Installing 3-node Zookeeper + 3-node Kafka cluster on Ubuntu instances in AWS
Build a Zookeeper cluster
Log into your AWS account
Create a m3.medium ubuntu 64-bit instances with a 256GB EBS instance
Create a security group allowing you some TCP ports - ssh (22) and a zookeeper port (2181)
Wait for the instance to boot up and log into it
Set up your disk space - since it’s an EBS instance, it’s not attached yet. See: http://docs.aws.amazon.com/AWSEC2/latest/UserGuide/ebs-using-volumes.html
$ lsblk
NAME MAJ:MIN RM SIZE RO TYPE MOUNTPOINT
xvda 202:0 0 8G 0 disk
└─xvda1 202:1 0 8G 0 part /
xvdb 202:16 0 256G 0 disk
As you can see, we have to attach /dev/xvdb. Since it’s new, we’ll also have to put an ext4 filesystem on it, make a data directory and then mount the EBS volume
$ sudo mkfs -t ext4 /dev/xvdb
$ sudo mkdir /data
$ sudo mount /dev/xvdb /data
If all went well, running df -h
should show ~250 GB available on /data
Edit /etc/fstab to add the following line for /dev/xvdb:
$ sudo vi /etc/fstab
/dev/xvdb /data ext4 defaults,nofail,nobootwait 0 2
Double check (if you don’t see any output from this command, your fstab is ok)
$ sudo mount -a
Fix your ~/.bash_profile
- add this to the first line
if [ -f ~/.bashrc ]; then . ~/.bashrc; fi
Now install Zookeeper. We’ll try the easy way first and see what we get:
$ sudo apt-get install zookeeper zookeeper-bin
The Ubuntu zookeeper package puts a configuration file at /etc/zookeeper/conf/zoo.cfg, we need to edit it to set the data dir before starting up zookeeper.
$ sudo vi /etc/zookeeper/conf/zoo.cfg
Change the data dir line to dataDir=/data/zookeeper
and save it (ignore the replicated part, we’ll come back to that once we’re sure this instance works)
$ cd /usr/share/zookeeper && sudo bin/zkServer.sh start
In preparation for setting up the cluster, go ahead and create the ‘myid’ file that Zookeeper uses in the data directory you specified in the conf. NOTE: this must be a single integer and increment on each host (i.e. 1 is the first, 2 is the second, 3 is the third host in the cluster)
$ sudo sh -c ‘echo “1” > /etc/zookeeper/conf/myid’
Now, repeat for two more servers (so that we have 3 running Zookeeper).
Important
: you will probably want/need to edit your AWS security group to allow the instances to communicate amongst themselves. I just opened up TCP ports 0 - 3888 to the security group, but you might want to lock that down further. (if you have a security group sg-12345, you can put that in the IP address field instead of specifying an actual IP address or range).

- _Data_
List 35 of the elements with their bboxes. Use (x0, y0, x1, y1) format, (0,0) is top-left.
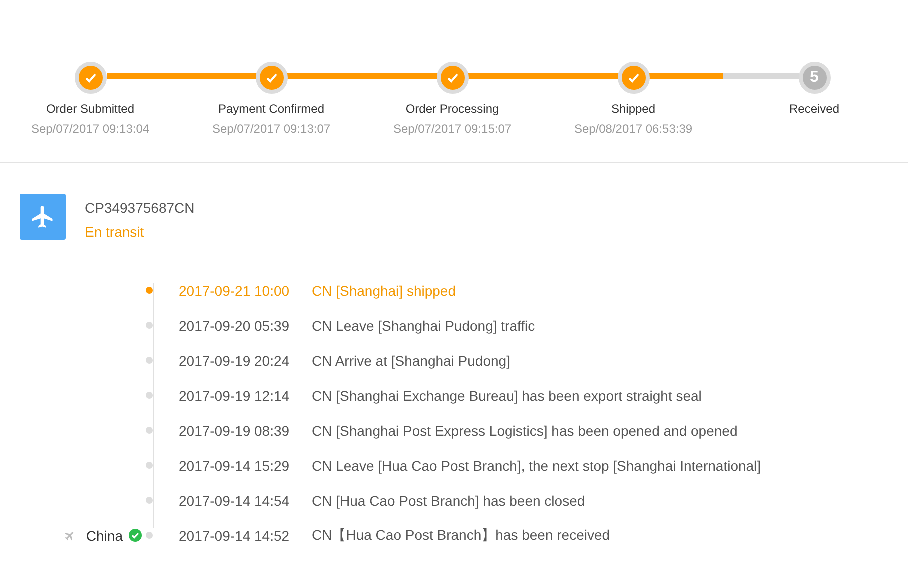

- _Work instructions_
1. Answer the following from the Zookeeper and Kafka installation guide:
(a) Which instance type does the guide specify, and what size of EBS volume goes with it?
(b) Which two TCP ports does the initial security group allow?
(c) To what value is the data directory line in zoo.cfg changed?
2. Pick up the Zookeeper and Kafka installation guide after its final paragraph and continue it in the same step-by-step style.
The listing bears no relation to the guide on installing Zookeeper and Kafka on AWS.

- _Responses to the tasks_
1.
(a) An m3.medium Ubuntu 64-bit instance with a 256GB EBS volume.
(b) Port 22 (ssh) and port 2181 (Zookeeper).
(c) dataDir=/data/zookeeper

2.
Once you have all three instances running, stop the Zookeeper on each. It’s time to make the cluster.
Edit your zookeeper config again, ON EACH INSTANCE, this time uncommenting the section:
server.1=your-ec2-host-1.compute.amazonaws.com:2888:3888
server.2=your-ec2-host-2.compute.amazonaws.com:2888:3888
server.3=your-ec2-host-3.compute.amazonaws.com:2888:3888
Start up each of the instances again.
Once they’re all up, test them out. Fire up the CLI bundled with Zookeeper.
bin/zkCli.sh -server 127.0.0.1:2181
Run these commands on the first instance (and you should see similar output)
[zk: 127.0.0.1:2181(CONNECTED) 0]
ls /
[zookeeper]
[zk: 127.0.0.1:2181(CONNECTED) 1]create /foo mydata
Created /foo
[zk: 127.0.0.1:2181(CONNECTED) 2]ls /
[foo, zookeeper]
Now start up the CLI on the other instances and run ls /
- you should see foo
in the results. Replication works, woohooo!
Build the Kafka cluster
Similar to the Zookeeper instances, but a little beefier, I created three m3.large instances with 256GB of SSD EBS. Same process for mounting the EBS, etc.
Install java
sudo apt-get install -y openjdk-7-jdk
Download Kafka from a mirror and install it
$ curl -O http://supergsego.com/apache/kafka/0.8.1.1/kafka_2.8.0-0.8.1.1.tgz
$ sudo mkdir -p /usr/local/kafka && sudo mv kafka_2.8.0-0.8.1.1.tgz /usr/local/kafka/ && cd /usr/local/kafka/
$ sudo tar -xvf kafka_2.8.0-0.8.1.1.tgz
$ cd kafka_2.8.0-0.8.1.1
Edit the server.properties file in config/server.properties
* change broker.id
to an integer (just like with myid
in zookeeper) - e.g. broker.id=1 for the first instance, broker.id=2 for the second, etc
* change the zookeeper.connect
property to a comma-separated list of the zookeeper instances and ports (e.g. zookeeper.connect=your-zks-host-1.compute.amazonaws.com:2181,your-zks-host-2.compute.amazonaws.com:2181,your-zks-host-3.compute.amazonaws.com:2181
)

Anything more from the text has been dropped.